__Supplied entries__:
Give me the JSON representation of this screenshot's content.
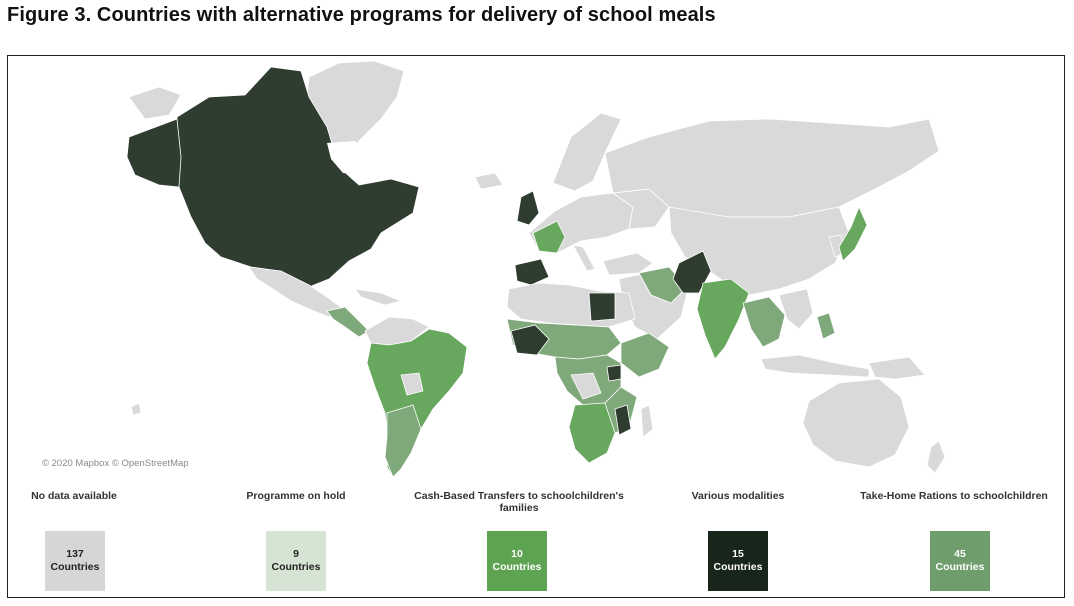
{
  "figure": {
    "title": "Figure 3. Countries with alternative programs for delivery of school meals"
  },
  "map": {
    "attribution": "© 2020 Mapbox © OpenStreetMap",
    "colors": {
      "ocean": "#ffffff",
      "no_data": "#d9d9d9",
      "on_hold": "#c9dcc8",
      "cash_based": "#67a85e",
      "various": "#2b3a2b",
      "take_home": "#7fa87b",
      "border": "#ffffff"
    }
  },
  "legend": [
    {
      "label": "No data available",
      "count": "137",
      "unit": "Countries",
      "color": "#d6d6d6",
      "text_color": "#222222"
    },
    {
      "label": "Programme on hold",
      "count": "9",
      "unit": "Countries",
      "color": "#d6e5d3",
      "text_color": "#222222"
    },
    {
      "label": "Cash-Based Transfers to schoolchildren's families",
      "count": "10",
      "unit": "Countries",
      "color": "#5ea352",
      "text_color": "#ffffff"
    },
    {
      "label": "Various modalities",
      "count": "15",
      "unit": "Countries",
      "color": "#17251a",
      "text_color": "#ffffff"
    },
    {
      "label": "Take-Home Rations to schoolchildren",
      "count": "45",
      "unit": "Countries",
      "color": "#709d6c",
      "text_color": "#ffffff"
    }
  ]
}
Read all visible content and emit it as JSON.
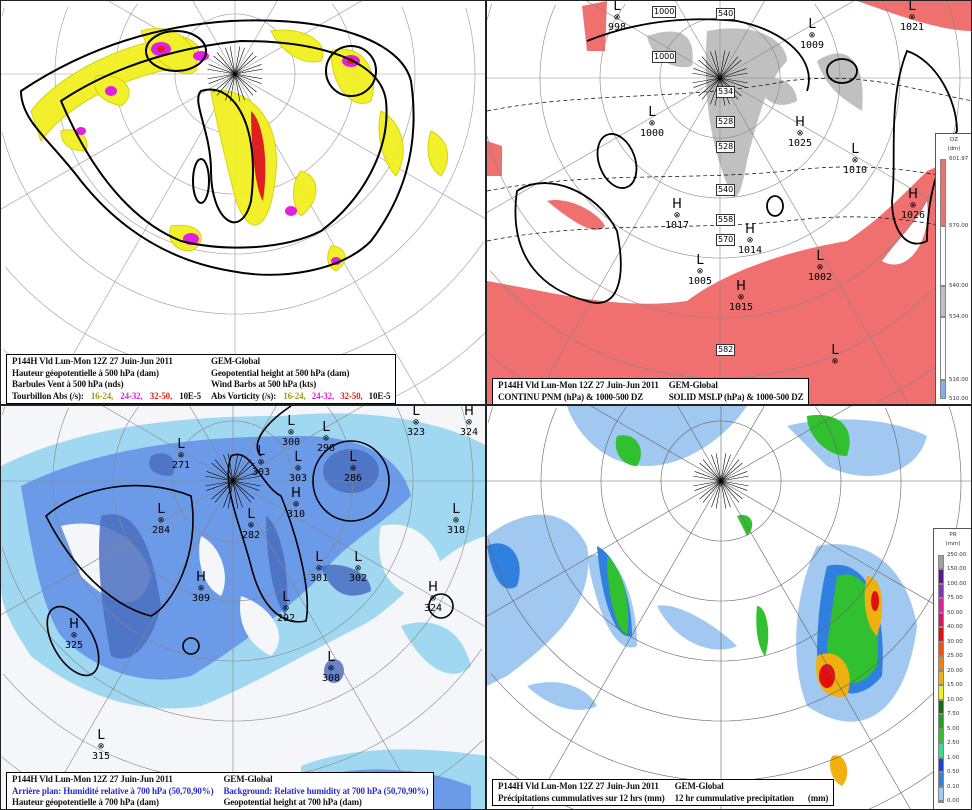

__Work required__: The records above must be transcribed exactly. Pictures are left out of the copy.

__Correct result__:
Give me the JSON representation of this screenshot's content.
{
  "figure": {
    "title": "Figure 3. Countries with alternative programs for delivery of school meals"
  },
  "map": {
    "attribution": "© 2020 Mapbox © OpenStreetMap",
    "colors": {
      "ocean": "#ffffff",
      "no_data": "#d9d9d9",
      "on_hold": "#c9dcc8",
      "cash_based": "#67a85e",
      "various": "#2b3a2b",
      "take_home": "#7fa87b",
      "border": "#ffffff"
    }
  },
  "legend": [
    {
      "label": "No data available",
      "count": "137",
      "unit": "Countries",
      "color": "#d6d6d6",
      "text_color": "#222222"
    },
    {
      "label": "Programme on hold",
      "count": "9",
      "unit": "Countries",
      "color": "#d6e5d3",
      "text_color": "#222222"
    },
    {
      "label": "Cash-Based Transfers to schoolchildren's families",
      "count": "10",
      "unit": "Countries",
      "color": "#5ea352",
      "text_color": "#ffffff"
    },
    {
      "label": "Various modalities",
      "count": "15",
      "unit": "Countries",
      "color": "#17251a",
      "text_color": "#ffffff"
    },
    {
      "label": "Take-Home Rations to schoolchildren",
      "count": "45",
      "unit": "Countries",
      "color": "#709d6c",
      "text_color": "#ffffff"
    }
  ]
}
Read all visible content and emit it as JSON.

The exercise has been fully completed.